==== TEXTE FOURNI

Jacqueline Lalouette
Paris, Passés composés, 2021, 239 p.
C’est d’abord sur une base factuelle que Jacqueline Lalouette entend asseoir le débat contemporain relatif au déboulonnage des statues. Chapitre après chapitre, son ouvrage commence ainsi par un « tour du monde des statues vandalisées ou détruites », s’intéresse ensuite aux « statues liées à l’histoire de l’esclavage », puis aux « statues de colonisateurs », à celles, enfin, de personnalités noires déjà en place, dont l’autrice souhaite voir le nombre augmenter à l’avenir. À première vue, l’intention contradictoire animant Les statues de la discorde apparaît donc moins évidente que sa dimension compilatoire. Cependant, à travers les incises plus ou moins développées dont l’historienne ponctue les listes qu’elle dresse, on reconnaît rapidement un certain nombre d’arguments qui, pris ensemble, éclairent moins la controverse qu’ils ne paraissent, en définitive, avoir pour fonction de l’éteindre.
Arguer, par exemple, que l’histoire est complexe et qu’entreprendre de la réviser fait surgir non seulement le risque de l’anachronisme, mais celui d’une révision ad infinitum et ad absurdum de ses grandes figures, comme l’ont fait les signataires d’une tribune parue dans Le Monde du 24 juin 2020, parmi lesquels Mona Ozouf et Michel Winock, conduit Jacqueline Lalouette à pointer le danger supplémentaire que se mette en place « une sorte de police de la pensée applicable à la statuaire publique » (p. 138), dont le rayon d’action s’étendrait potentiellement à d’autres symboles et pourrait ainsi « donner le signal d’une sorte de guerre des statues » (p. 139). Des formules qui sont non seulement excessives par les mots qu’elles emploient (ceux de « police » et de « guerre » dans ce contexte), mais qui, en se portant vers un futur hypothétique, diffèrent l’examen de la situation actuelle.
Cette stratégie d’évitement se vérifie encore lorsqu’en cherchant à se prémunir contre les abus de la mémoire, l’autrice s’inquiète aussitôt d’un possible excès inverse qui consisterait en l’espèce à ramener au premier plan le rôle longtemps occulté des esclaves dans la lutte pour l’abolition au détriment de celui joué par les abolitionnistes. Jacqueline Lalouette partage sur ce point les craintes d’Olivier Pétré-Grenouilleau qu’elle cite à ce sujet (p. 62). Or si l’Essai d’histoire globale qu’avait consacré ce dernier aux traites négrières en 2004 se distinguait par sa factualité, il déconcertait aussi le lecteur par son silence quasi-total sur le sens institutionnel de l’esclavage, pour paraphraser le titre donné de manière posthume au livre éponyme d’Alain Testart (L’Institution de l’esclavage. Une approche mondiale, 2018).

========
==== LIGNES DE DONNÉES

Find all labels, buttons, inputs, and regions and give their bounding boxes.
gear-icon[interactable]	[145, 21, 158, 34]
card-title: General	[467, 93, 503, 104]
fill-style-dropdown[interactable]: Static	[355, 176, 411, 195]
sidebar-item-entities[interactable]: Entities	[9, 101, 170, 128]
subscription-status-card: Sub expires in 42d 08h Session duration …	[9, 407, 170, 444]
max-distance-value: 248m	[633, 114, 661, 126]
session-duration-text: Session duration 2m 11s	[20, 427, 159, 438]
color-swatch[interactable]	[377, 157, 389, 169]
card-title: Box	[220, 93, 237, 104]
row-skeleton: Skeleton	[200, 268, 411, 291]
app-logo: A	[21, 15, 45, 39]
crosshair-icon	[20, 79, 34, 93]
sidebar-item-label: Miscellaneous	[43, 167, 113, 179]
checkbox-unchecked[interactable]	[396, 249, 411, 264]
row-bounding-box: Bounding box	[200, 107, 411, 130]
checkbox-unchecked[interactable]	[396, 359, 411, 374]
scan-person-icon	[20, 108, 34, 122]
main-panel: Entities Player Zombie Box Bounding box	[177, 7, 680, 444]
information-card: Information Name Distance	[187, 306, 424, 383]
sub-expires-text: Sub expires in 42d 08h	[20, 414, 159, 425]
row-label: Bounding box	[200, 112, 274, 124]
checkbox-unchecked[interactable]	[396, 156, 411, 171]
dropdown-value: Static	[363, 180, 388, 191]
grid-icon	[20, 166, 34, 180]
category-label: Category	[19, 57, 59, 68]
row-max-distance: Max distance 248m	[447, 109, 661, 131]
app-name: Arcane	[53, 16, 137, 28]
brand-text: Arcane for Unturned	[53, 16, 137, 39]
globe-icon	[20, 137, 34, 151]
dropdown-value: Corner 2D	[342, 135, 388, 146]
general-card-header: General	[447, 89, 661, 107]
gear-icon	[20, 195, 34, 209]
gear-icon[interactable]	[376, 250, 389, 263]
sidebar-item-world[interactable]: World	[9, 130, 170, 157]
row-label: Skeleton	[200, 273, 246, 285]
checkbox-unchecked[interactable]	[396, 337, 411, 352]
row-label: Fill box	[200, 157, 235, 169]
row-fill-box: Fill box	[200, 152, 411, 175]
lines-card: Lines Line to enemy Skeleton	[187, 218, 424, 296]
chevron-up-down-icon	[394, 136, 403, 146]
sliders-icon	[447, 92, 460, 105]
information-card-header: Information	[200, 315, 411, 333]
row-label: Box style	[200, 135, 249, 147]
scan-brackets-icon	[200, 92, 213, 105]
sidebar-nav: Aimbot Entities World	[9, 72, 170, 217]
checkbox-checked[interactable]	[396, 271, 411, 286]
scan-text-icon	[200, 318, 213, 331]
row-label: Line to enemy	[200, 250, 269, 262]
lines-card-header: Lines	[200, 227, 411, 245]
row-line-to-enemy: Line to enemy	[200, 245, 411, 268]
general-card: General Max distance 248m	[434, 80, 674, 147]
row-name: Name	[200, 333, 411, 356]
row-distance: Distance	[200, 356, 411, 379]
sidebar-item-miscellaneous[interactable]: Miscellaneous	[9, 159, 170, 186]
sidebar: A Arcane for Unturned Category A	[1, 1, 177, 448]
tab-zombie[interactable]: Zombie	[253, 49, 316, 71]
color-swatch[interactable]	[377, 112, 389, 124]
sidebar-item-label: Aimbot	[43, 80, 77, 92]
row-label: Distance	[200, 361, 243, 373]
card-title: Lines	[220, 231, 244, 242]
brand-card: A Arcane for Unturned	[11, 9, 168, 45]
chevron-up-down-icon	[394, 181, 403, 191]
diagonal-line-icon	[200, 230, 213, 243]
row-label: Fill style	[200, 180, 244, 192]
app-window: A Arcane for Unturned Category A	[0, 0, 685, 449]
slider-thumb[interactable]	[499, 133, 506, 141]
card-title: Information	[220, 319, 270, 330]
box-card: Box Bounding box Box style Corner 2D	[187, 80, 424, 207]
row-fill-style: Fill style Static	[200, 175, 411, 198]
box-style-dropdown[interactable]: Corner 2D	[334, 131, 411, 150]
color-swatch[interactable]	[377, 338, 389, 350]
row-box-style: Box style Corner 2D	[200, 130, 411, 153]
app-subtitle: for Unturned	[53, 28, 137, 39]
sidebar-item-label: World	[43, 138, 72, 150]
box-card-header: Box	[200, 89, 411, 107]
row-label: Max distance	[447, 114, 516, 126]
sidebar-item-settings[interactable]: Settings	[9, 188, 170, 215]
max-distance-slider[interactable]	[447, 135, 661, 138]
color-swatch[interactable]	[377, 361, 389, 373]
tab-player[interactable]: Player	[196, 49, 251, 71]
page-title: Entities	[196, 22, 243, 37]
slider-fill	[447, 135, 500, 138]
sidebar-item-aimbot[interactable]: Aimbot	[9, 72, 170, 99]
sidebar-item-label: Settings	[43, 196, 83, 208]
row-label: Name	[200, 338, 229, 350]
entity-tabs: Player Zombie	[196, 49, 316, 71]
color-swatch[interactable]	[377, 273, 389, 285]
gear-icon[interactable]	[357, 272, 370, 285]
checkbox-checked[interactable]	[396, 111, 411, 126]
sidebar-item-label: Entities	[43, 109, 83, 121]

========

- _CONSIGNE_
D'après le texte fourni, pourquoi les formules « police de la pensée » et « guerre des statues » posent-elles problème ? Répondez en une à trois phrases, s'il vous plaît.

- _RÉPONSE_
Elles sont excessives par les mots qu'elles emploient, ceux de « police » et de « guerre » dans ce contexte. De plus, en se portant vers un futur hypothétique, elles diffèrent l'examen de la situation actuelle.